With the images removed, repeat the data below exactly.

#### Records for this exercise

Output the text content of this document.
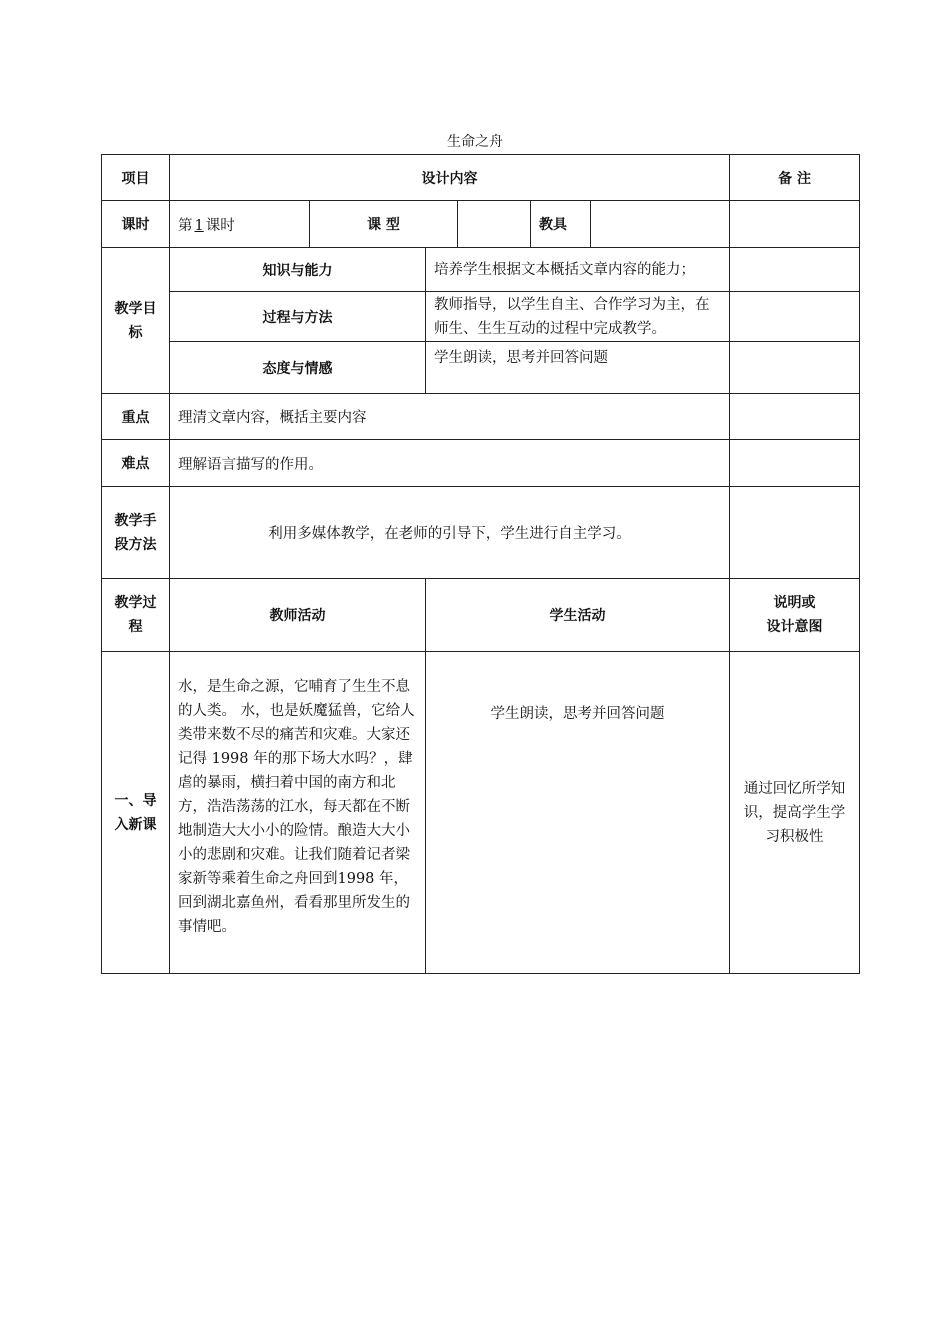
生命之舟
项目	设计内容						备 注
课时	第 1 课时	课 型			教具		
教学目标	知识与能力		培养学生根据文本概括文章内容的能力；				
	过程与方法		教师指导，以学生自主、合作学习为主，在师生、生生互动的过程中完成教学。				
	态度与情感		学生朗读，思考并回答问题				
重点	理清文章内容，概括主要内容						
难点	理解语言描写的作用。						
教学手段方法	利用多媒体教学，在老师的引导下，学生进行自主学习。						
教学过程	教师活动		学生活动				说明或
设计意图
一、导入新课	水，是生命之源，它哺育了生生不息的人类。 水，也是妖魔猛兽，它给人类带来数不尽的痛苦和灾难。大家还记得 1998 年的那下场大水吗？，肆虐的暴雨，横扫着中国的南方和北方，浩浩荡荡的江水，每天都在不断地制造大大小小的险情。酿造大大小小的悲剧和灾难。让我们随着记者梁家新等乘着生命之舟回到1998 年，回到湖北嘉鱼州，看看那里所发生的事情吧。		学生朗读，思考并回答问题				通过回忆所学知识，提高学生学习积极性
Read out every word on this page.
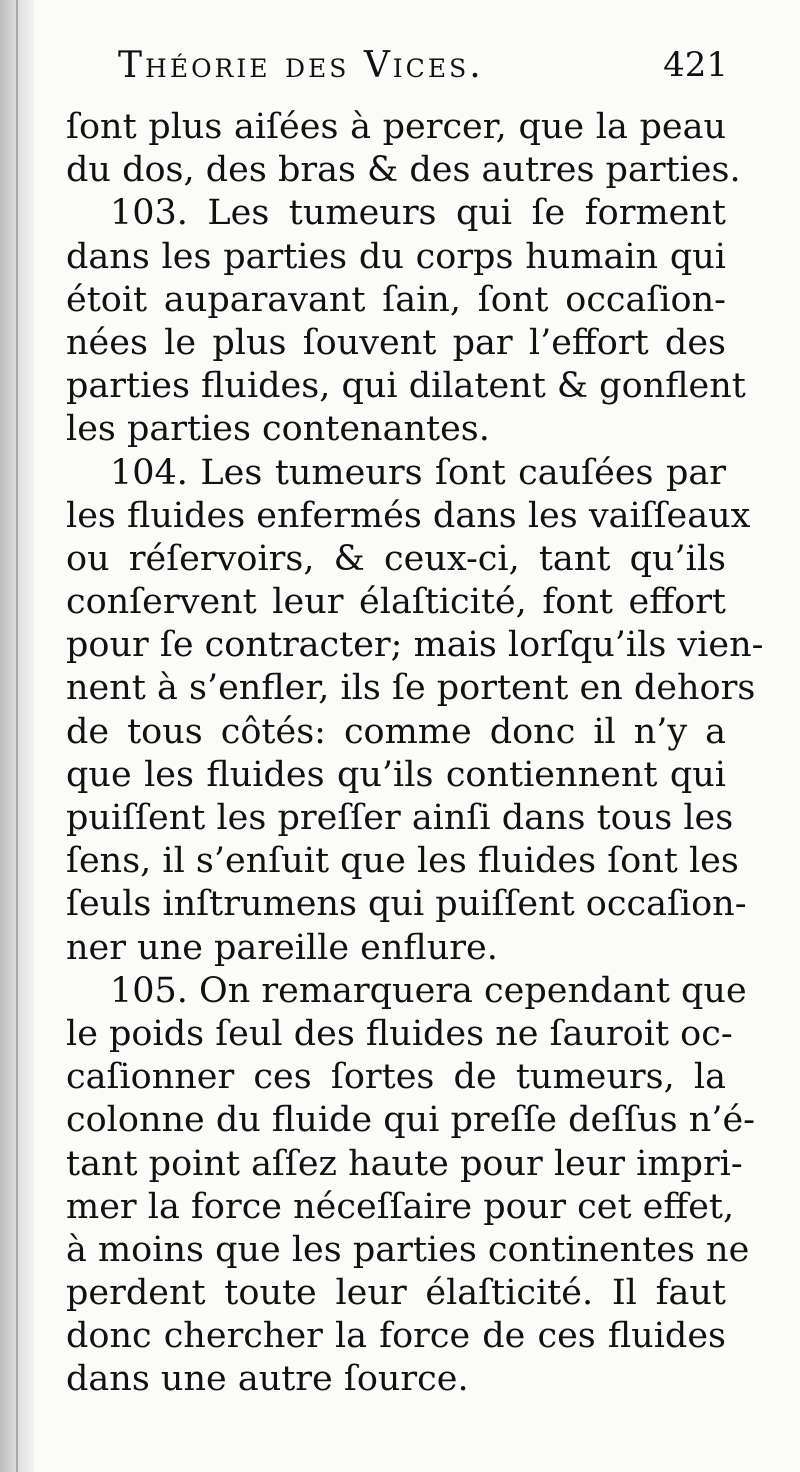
Théorie des Vices.	421
ſont plus aiſées à percer, que la peau
du dos, des bras & des autres parties.
103. Les tumeurs qui ſe forment
dans les parties du corps humain qui
étoit auparavant ſain, ſont occaſion-
nées le plus ſouvent par l’effort des
parties fluides, qui dilatent & gonflent
les parties contenantes.
104. Les tumeurs ſont cauſées par
les fluides enfermés dans les vaiſſeaux
ou réſervoirs, & ceux-ci, tant qu’ils
conſervent leur élaſticité, font effort
pour ſe contracter; mais lorſqu’ils vien-
nent à s’enfler, ils ſe portent en dehors
de tous côtés: comme donc il n’y a
que les fluides qu’ils contiennent qui
puiſſent les preſſer ainſi dans tous les
ſens, il s’enſuit que les fluides ſont les
ſeuls inſtrumens qui puiſſent occaſion-
ner une pareille enflure.
105. On remarquera cependant que
le poids ſeul des fluides ne ſauroit oc-
caſionner ces ſortes de tumeurs, la
colonne du fluide qui preſſe deſſus n’é-
tant point aſſez haute pour leur impri-
mer la force néceſſaire pour cet effet,
à moins que les parties continentes ne
perdent toute leur élaſticité. Il faut
donc chercher la force de ces fluides
dans une autre ſource.
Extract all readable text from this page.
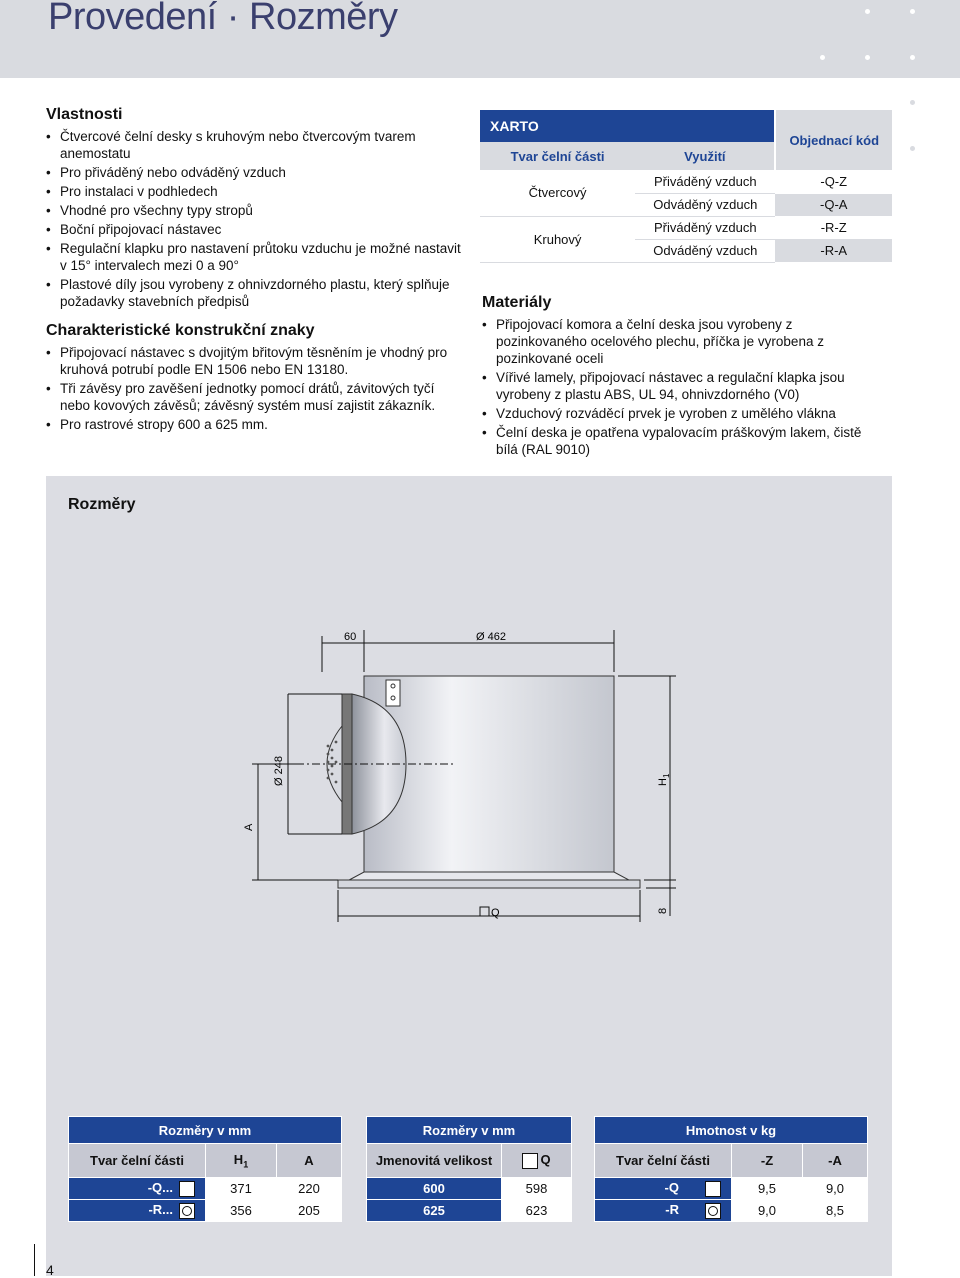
Provedení · Rozměry
Vlastnosti
• Čtvercové čelní desky s kruhovým nebo čtvercovým tvarem anemostatu
• Pro přiváděný nebo odváděný vzduch
• Pro instalaci v podhledech
• Vhodné pro všechny typy stropů
• Boční připojovací nástavec
• Regulační klapku pro nastavení průtoku vzduchu je možné nastavit v 15° intervalech mezi 0 a 90°
• Plastové díly jsou vyrobeny z ohnivzdorného plastu, který splňuje požadavky stavebních předpisů
Charakteristické konstrukční znaky
• Připojovací nástavec s dvojitým břitovým těsněním je vhodný pro kruhová potrubí podle EN 1506 nebo EN 13180.
• Tři závěsy pro zavěšení jednotky pomocí drátů, závitových tyčí nebo kovových závěsů; závěsný systém musí zajistit zákazník.
• Pro rastrové stropy 600 a 625 mm.
XARTO		Objednací kód
Tvar čelní části	Využití	
Čtvercový	Přiváděný vzduch	-Q-Z
	Odváděný vzduch	-Q-A
Kruhový	Přiváděný vzduch	-R-Z
	Odváděný vzduch	-R-A
Materiály
• Připojovací komora a čelní deska jsou vyrobeny z pozinkovaného ocelového plechu, příčka je vyrobena z pozinkované oceli
• Vířivé lamely, připojovací nástavec a regulační klapka jsou vyrobeny z plastu ABS, UL 94, ohnivzdorného (V0)
• Vzduchový rozváděcí prvek je vyroben z umělého vlákna
• Čelní deska je opatřena vypalovacím práškovým lakem, čistě bílá (RAL 9010)
Rozměry
60	Ø 462
Ø 248
A
$H_1$
8
Q
Rozměry v mm		
Tvar čelní části	$H_1$	A
-Q...	371	220
-R...	356	205
Rozměry v mm	
Jmenovitá velikost	Q
600	598
625	623
Hmotnost v kg		
Tvar čelní části	-Z	-A
-Q	9,5	9,0
-R	9,0	8,5
4
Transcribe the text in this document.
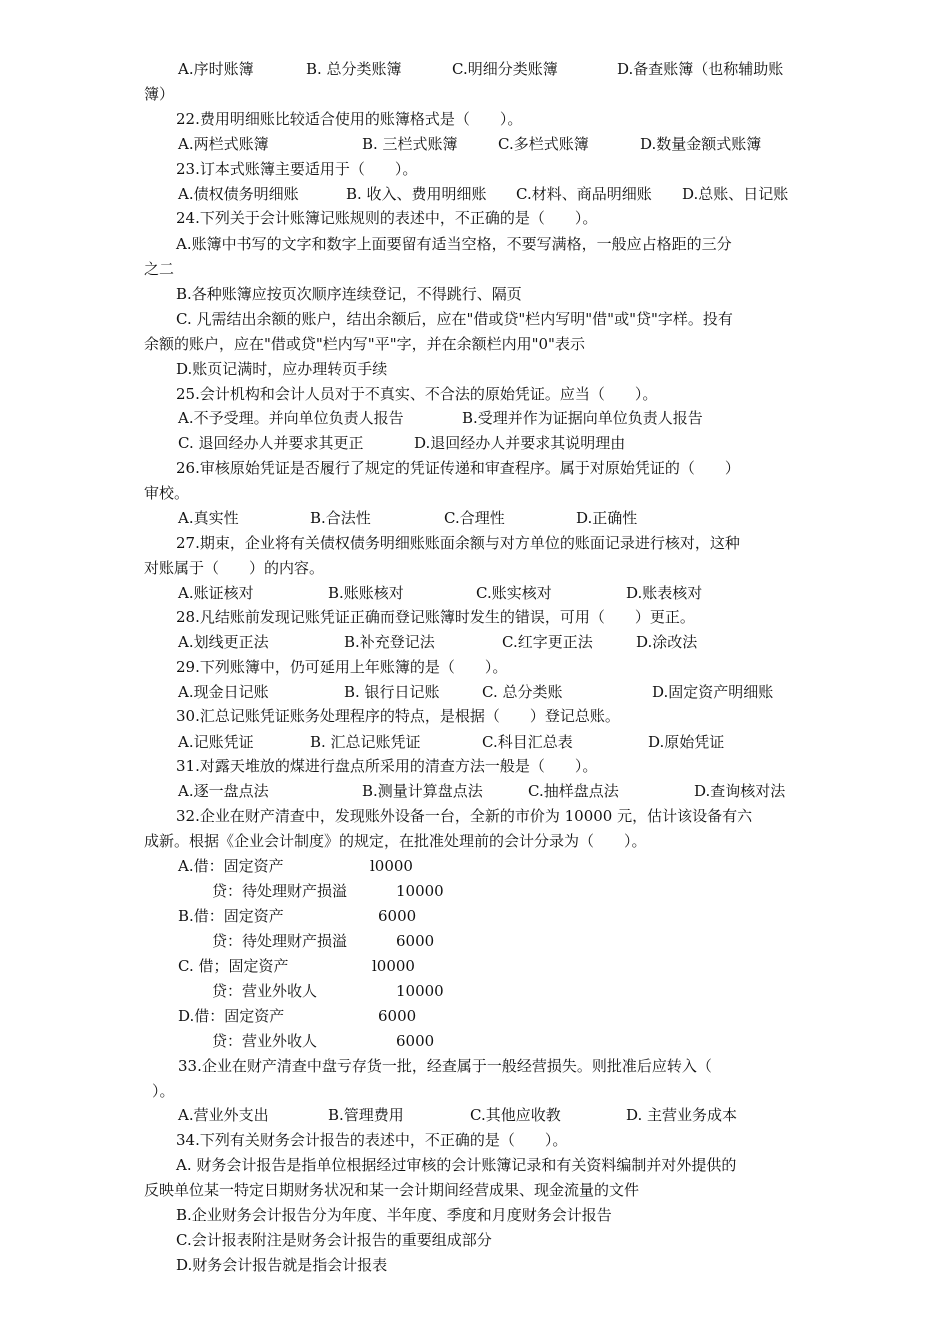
A.序时账簿	B. 总分类账簿	C.明细分类账簿	D.备查账簿（也称辅助账
簿）
22.费用明细账比较适合使用的账簿格式是（　　）。
A.两栏式账簿	B. 三栏式账簿	C.多栏式账簿	D.数量金额式账簿
23.订本式账簿主要适用于（　　）。
A.债权债务明细账	B. 收入、费用明细账 C.材料、商品明细账 D.总账、日记账
24.下列关于会计账簿记账规则的表述中，不正确的是（　　）。
A.账簿中书写的文字和数字上面要留有适当空格，不要写满格，一般应占格距的三分
之二
B.各种账簿应按页次顺序连续登记，不得跳行、隔页
C. 凡需结出余额的账户，结出余额后，应在"借或贷"栏内写明"借"或"贷"字样。投有
余额的账户，应在"借或贷"栏内写"平"字，并在余额栏内用"0"表示
D.账页记满时，应办理转页手续
25.会计机构和会计人员对于不真实、不合法的原始凭证。应当（　　）。
A.不予受理。并向单位负责人报告	B.受理并作为证据向单位负责人报告
C. 退回经办人并要求其更正	D.退回经办人并要求其说明理由
26.审核原始凭证是否履行了规定的凭证传递和审查程序。属于对原始凭证的（　　）
审校。
A.真实性	B.合法性	C.合理性	D.正确性
27.期束，企业将有关债权债务明细账账面余额与对方单位的账面记录进行核对，这种
对账属于（　　）的内容。
A.账证核对	B.账账核对	C.账实核对	D.账表核对
28.凡结账前发现记账凭证正确而登记账簿时发生的错误，可用（　　）更正。
A.划线更正法	B.补充登记法	C.红字更正法	D.涂改法
29.下列账簿中，仍可延用上年账簿的是（　　）。
A.现金日记账	B. 银行日记账	C. 总分类账	D.固定资产明细账
30.汇总记账凭证账务处理程序的特点，是根据（　　）登记总账。
A.记账凭证	B. 汇总记账凭证	C.科目汇总表	D.原始凭证
31.对露天堆放的煤进行盘点所采用的清查方法一般是（　　）。
A.逐一盘点法	B.测量计算盘点法	C.抽样盘点法	D.查询核对法
32.企业在财产清查中，发现账外设备一台，全新的市价为 10000 元，估计该设备有六
成新。根据《企业会计制度》的规定，在批准处理前的会计分录为（　　）。
A.借：固定资产	l0000
贷：待处理财产损溢	10000
B.借：固定资产	6000
贷：待处理财产损溢	6000
C. 借；固定资产	l0000
贷：营业外收人	10000
D.借：固定资产	6000
贷：营业外收人	6000
33.企业在财产清查中盘亏存货一批，经查属于一般经营损失。则批准后应转入（
）。
A.营业外支出	B.管理费用	C.其他应收教	D. 主营业务成本
34.下列有关财务会计报告的表述中，不正确的是（　　）。
A. 财务会计报告是指单位根据经过审核的会计账簿记录和有关资料编制并对外提供的
反映单位某一特定日期财务状况和某一会计期间经营成果、现金流量的文件
B.企业财务会计报告分为年度、半年度、季度和月度财务会计报告
C.会计报表附注是财务会计报告的重要组成部分
D.财务会计报告就是指会计报表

########

- _Result of the exercise_
Output the text content of this document.
生命之舟
项目	设计内容						备 注
课时	第 1 课时	课 型			教具		
教学目标	知识与能力		培养学生根据文本概括文章内容的能力；				
	过程与方法		教师指导，以学生自主、合作学习为主，在师生、生生互动的过程中完成教学。				
	态度与情感		学生朗读，思考并回答问题				
重点	理清文章内容，概括主要内容						
难点	理解语言描写的作用。						
教学手段方法	利用多媒体教学，在老师的引导下，学生进行自主学习。						
教学过程	教师活动		学生活动				说明或
设计意图
一、导入新课	水，是生命之源，它哺育了生生不息的人类。 水，也是妖魔猛兽，它给人类带来数不尽的痛苦和灾难。大家还记得 1998 年的那下场大水吗？，肆虐的暴雨，横扫着中国的南方和北方，浩浩荡荡的江水，每天都在不断地制造大大小小的险情。酿造大大小小的悲剧和灾难。让我们随着记者梁家新等乘着生命之舟回到1998 年，回到湖北嘉鱼州，看看那里所发生的事情吧。		学生朗读，思考并回答问题				通过回忆所学知识，提高学生学习积极性
Read out every word on this page.
Théorie des Vices.	421
ſont plus aiſées à percer, que la peau
du dos, des bras & des autres parties.
103. Les tumeurs qui ſe forment
dans les parties du corps humain qui
étoit auparavant ſain, ſont occaſion-
nées le plus ſouvent par l’effort des
parties fluides, qui dilatent & gonflent
les parties contenantes.
104. Les tumeurs ſont cauſées par
les fluides enfermés dans les vaiſſeaux
ou réſervoirs, & ceux-ci, tant qu’ils
conſervent leur élaſticité, font effort
pour ſe contracter; mais lorſqu’ils vien-
nent à s’enfler, ils ſe portent en dehors
de tous côtés: comme donc il n’y a
que les fluides qu’ils contiennent qui
puiſſent les preſſer ainſi dans tous les
ſens, il s’enſuit que les fluides ſont les
ſeuls inſtrumens qui puiſſent occaſion-
ner une pareille enflure.
105. On remarquera cependant que
le poids ſeul des fluides ne ſauroit oc-
caſionner ces ſortes de tumeurs, la
colonne du fluide qui preſſe deſſus n’é-
tant point aſſez haute pour leur impri-
mer la force néceſſaire pour cet effet,
à moins que les parties continentes ne
perdent toute leur élaſticité. Il faut
donc chercher la force de ces fluides
dans une autre ſource.
Extract all readable text from this page.
Provedení · Rozměry
Vlastnosti
• Čtvercové čelní desky s kruhovým nebo čtvercovým tvarem anemostatu
• Pro přiváděný nebo odváděný vzduch
• Pro instalaci v podhledech
• Vhodné pro všechny typy stropů
• Boční připojovací nástavec
• Regulační klapku pro nastavení průtoku vzduchu je možné nastavit v 15° intervalech mezi 0 a 90°
• Plastové díly jsou vyrobeny z ohnivzdorného plastu, který splňuje požadavky stavebních předpisů
Charakteristické konstrukční znaky
• Připojovací nástavec s dvojitým břitovým těsněním je vhodný pro kruhová potrubí podle EN 1506 nebo EN 13180.
• Tři závěsy pro zavěšení jednotky pomocí drátů, závitových tyčí nebo kovových závěsů; závěsný systém musí zajistit zákazník.
• Pro rastrové stropy 600 a 625 mm.
XARTO		Objednací kód
Tvar čelní části	Využití	
Čtvercový	Přiváděný vzduch	-Q-Z
	Odváděný vzduch	-Q-A
Kruhový	Přiváděný vzduch	-R-Z
	Odváděný vzduch	-R-A
Materiály
• Připojovací komora a čelní deska jsou vyrobeny z pozinkovaného ocelového plechu, příčka je vyrobena z pozinkované oceli
• Vířivé lamely, připojovací nástavec a regulační klapka jsou vyrobeny z plastu ABS, UL 94, ohnivzdorného (V0)
• Vzduchový rozváděcí prvek je vyroben z umělého vlákna
• Čelní deska je opatřena vypalovacím práškovým lakem, čistě bílá (RAL 9010)
Rozměry
60	Ø 462
Ø 248
A
$H_1$
8
Q
Rozměry v mm		
Tvar čelní části	$H_1$	A
-Q...	371	220
-R...	356	205
Rozměry v mm	
Jmenovitá velikost	Q
600	598
625	623
Hmotnost v kg		
Tvar čelní části	-Z	-A
-Q	9,5	9,0
-R	9,0	8,5
4
Transcribe the text in this document.
A.序时账簿	B. 总分类账簿	C.明细分类账簿	D.备查账簿（也称辅助账
簿）
22.费用明细账比较适合使用的账簿格式是（　　）。
A.两栏式账簿	B. 三栏式账簿	C.多栏式账簿	D.数量金额式账簿
23.订本式账簿主要适用于（　　）。
A.债权债务明细账	B. 收入、费用明细账 C.材料、商品明细账 D.总账、日记账
24.下列关于会计账簿记账规则的表述中，不正确的是（　　）。
A.账簿中书写的文字和数字上面要留有适当空格，不要写满格，一般应占格距的三分
之二
B.各种账簿应按页次顺序连续登记，不得跳行、隔页
C. 凡需结出余额的账户，结出余额后，应在"借或贷"栏内写明"借"或"贷"字样。投有
余额的账户，应在"借或贷"栏内写"平"字，并在余额栏内用"0"表示
D.账页记满时，应办理转页手续
25.会计机构和会计人员对于不真实、不合法的原始凭证。应当（　　）。
A.不予受理。并向单位负责人报告	B.受理并作为证据向单位负责人报告
C. 退回经办人并要求其更正	D.退回经办人并要求其说明理由
26.审核原始凭证是否履行了规定的凭证传递和审查程序。属于对原始凭证的（　　）
审校。
A.真实性	B.合法性	C.合理性	D.正确性
27.期束，企业将有关债权债务明细账账面余额与对方单位的账面记录进行核对，这种
对账属于（　　）的内容。
A.账证核对	B.账账核对	C.账实核对	D.账表核对
28.凡结账前发现记账凭证正确而登记账簿时发生的错误，可用（　　）更正。
A.划线更正法	B.补充登记法	C.红字更正法	D.涂改法
29.下列账簿中，仍可延用上年账簿的是（　　）。
A.现金日记账	B. 银行日记账	C. 总分类账	D.固定资产明细账
30.汇总记账凭证账务处理程序的特点，是根据（　　）登记总账。
A.记账凭证	B. 汇总记账凭证	C.科目汇总表	D.原始凭证
31.对露天堆放的煤进行盘点所采用的清查方法一般是（　　）。
A.逐一盘点法	B.测量计算盘点法	C.抽样盘点法	D.查询核对法
32.企业在财产清查中，发现账外设备一台，全新的市价为 10000 元，估计该设备有六
成新。根据《企业会计制度》的规定，在批准处理前的会计分录为（　　）。
A.借：固定资产	l0000
贷：待处理财产损溢	10000
B.借：固定资产	6000
贷：待处理财产损溢	6000
C. 借；固定资产	l0000
贷：营业外收人	10000
D.借：固定资产	6000
贷：营业外收人	6000
33.企业在财产清查中盘亏存货一批，经查属于一般经营损失。则批准后应转入（
）。
A.营业外支出	B.管理费用	C.其他应收教	D. 主营业务成本
34.下列有关财务会计报告的表述中，不正确的是（　　）。
A. 财务会计报告是指单位根据经过审核的会计账簿记录和有关资料编制并对外提供的
反映单位某一特定日期财务状况和某一会计期间经营成果、现金流量的文件
B.企业财务会计报告分为年度、半年度、季度和月度财务会计报告
C.会计报表附注是财务会计报告的重要组成部分
D.财务会计报告就是指会计报表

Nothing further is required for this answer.